• _What needs to be done_: Write out each line beneath this one exactly as it reads.

• _Data shown_:
* Begin *

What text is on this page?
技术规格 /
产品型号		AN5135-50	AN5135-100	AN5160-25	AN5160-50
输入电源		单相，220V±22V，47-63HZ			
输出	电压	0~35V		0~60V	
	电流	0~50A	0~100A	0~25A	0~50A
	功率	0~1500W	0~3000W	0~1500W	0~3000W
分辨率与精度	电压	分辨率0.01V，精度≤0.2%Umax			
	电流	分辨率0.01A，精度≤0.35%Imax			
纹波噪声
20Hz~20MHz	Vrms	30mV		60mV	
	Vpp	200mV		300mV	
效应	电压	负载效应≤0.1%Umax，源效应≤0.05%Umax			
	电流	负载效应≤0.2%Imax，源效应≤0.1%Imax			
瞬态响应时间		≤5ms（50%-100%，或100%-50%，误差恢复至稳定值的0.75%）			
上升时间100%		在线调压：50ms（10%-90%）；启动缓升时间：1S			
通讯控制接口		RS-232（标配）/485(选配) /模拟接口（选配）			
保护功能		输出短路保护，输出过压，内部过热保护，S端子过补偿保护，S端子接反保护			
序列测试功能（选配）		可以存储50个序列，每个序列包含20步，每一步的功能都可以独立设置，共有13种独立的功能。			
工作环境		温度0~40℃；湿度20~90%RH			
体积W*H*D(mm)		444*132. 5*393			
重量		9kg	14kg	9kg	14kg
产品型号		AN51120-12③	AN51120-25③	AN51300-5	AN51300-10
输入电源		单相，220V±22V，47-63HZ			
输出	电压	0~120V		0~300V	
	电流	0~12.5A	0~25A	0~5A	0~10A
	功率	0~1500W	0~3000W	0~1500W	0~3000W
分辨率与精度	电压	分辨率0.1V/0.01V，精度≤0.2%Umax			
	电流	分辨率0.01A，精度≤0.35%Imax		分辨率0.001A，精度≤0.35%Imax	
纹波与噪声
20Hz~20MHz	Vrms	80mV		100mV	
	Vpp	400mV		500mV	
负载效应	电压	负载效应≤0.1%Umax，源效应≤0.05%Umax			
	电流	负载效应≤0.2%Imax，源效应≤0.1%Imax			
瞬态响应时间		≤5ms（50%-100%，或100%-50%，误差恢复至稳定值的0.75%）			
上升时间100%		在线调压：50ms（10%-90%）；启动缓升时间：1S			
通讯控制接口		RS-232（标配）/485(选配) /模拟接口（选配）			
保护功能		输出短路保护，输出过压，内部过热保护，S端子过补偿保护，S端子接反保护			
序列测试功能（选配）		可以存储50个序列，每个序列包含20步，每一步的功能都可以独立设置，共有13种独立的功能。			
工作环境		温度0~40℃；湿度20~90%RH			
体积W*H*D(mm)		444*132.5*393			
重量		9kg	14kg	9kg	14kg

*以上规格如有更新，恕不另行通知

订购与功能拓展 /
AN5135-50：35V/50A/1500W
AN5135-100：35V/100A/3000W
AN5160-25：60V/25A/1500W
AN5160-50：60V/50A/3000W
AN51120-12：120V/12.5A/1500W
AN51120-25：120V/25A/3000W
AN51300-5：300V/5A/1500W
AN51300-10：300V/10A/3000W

* End *

• _Reply to the task_:
What text is on this page?
技术规格 /
产品型号		AN5135-50	AN5135-100	AN5160-25	AN5160-50
输入电源		单相，220V±22V，47-63HZ			
输出	电压	0~35V		0~60V	
	电流	0~50A	0~100A	0~25A	0~50A
	功率	0~1500W	0~3000W	0~1500W	0~3000W
分辨率与精度	电压	分辨率0.01V，精度≤0.2%Umax			
	电流	分辨率0.01A，精度≤0.35%Imax			
纹波噪声
20Hz~20MHz	Vrms	30mV		60mV	
	Vpp	200mV		300mV	
效应	电压	负载效应≤0.1%Umax，源效应≤0.05%Umax			
	电流	负载效应≤0.2%Imax，源效应≤0.1%Imax			
瞬态响应时间		≤5ms（50%-100%，或100%-50%，误差恢复至稳定值的0.75%）			
上升时间100%		在线调压：50ms（10%-90%）；启动缓升时间：1S			
通讯控制接口		RS-232（标配）/485(选配) /模拟接口（选配）			
保护功能		输出短路保护，输出过压，内部过热保护，S端子过补偿保护，S端子接反保护			
序列测试功能（选配）		可以存储50个序列，每个序列包含20步，每一步的功能都可以独立设置，共有13种独立的功能。			
工作环境		温度0~40℃；湿度20~90%RH			
体积W*H*D(mm)		444*132. 5*393			
重量		9kg	14kg	9kg	14kg
产品型号		AN51120-12③	AN51120-25③	AN51300-5	AN51300-10
输入电源		单相，220V±22V，47-63HZ			
输出	电压	0~120V		0~300V	
	电流	0~12.5A	0~25A	0~5A	0~10A
	功率	0~1500W	0~3000W	0~1500W	0~3000W
分辨率与精度	电压	分辨率0.1V/0.01V，精度≤0.2%Umax			
	电流	分辨率0.01A，精度≤0.35%Imax		分辨率0.001A，精度≤0.35%Imax	
纹波与噪声
20Hz~20MHz	Vrms	80mV		100mV	
	Vpp	400mV		500mV	
负载效应	电压	负载效应≤0.1%Umax，源效应≤0.05%Umax			
	电流	负载效应≤0.2%Imax，源效应≤0.1%Imax			
瞬态响应时间		≤5ms（50%-100%，或100%-50%，误差恢复至稳定值的0.75%）			
上升时间100%		在线调压：50ms（10%-90%）；启动缓升时间：1S			
通讯控制接口		RS-232（标配）/485(选配) /模拟接口（选配）			
保护功能		输出短路保护，输出过压，内部过热保护，S端子过补偿保护，S端子接反保护			
序列测试功能（选配）		可以存储50个序列，每个序列包含20步，每一步的功能都可以独立设置，共有13种独立的功能。			
工作环境		温度0~40℃；湿度20~90%RH			
体积W*H*D(mm)		444*132.5*393			
重量		9kg	14kg	9kg	14kg

*以上规格如有更新，恕不另行通知

订购与功能拓展 /
AN5135-50：35V/50A/1500W
AN5135-100：35V/100A/3000W
AN5160-25：60V/25A/1500W
AN5160-50：60V/50A/3000W
AN51120-12：120V/12.5A/1500W
AN51120-25：120V/25A/3000W
AN51300-5：300V/5A/1500W
AN51300-10：300V/10A/3000W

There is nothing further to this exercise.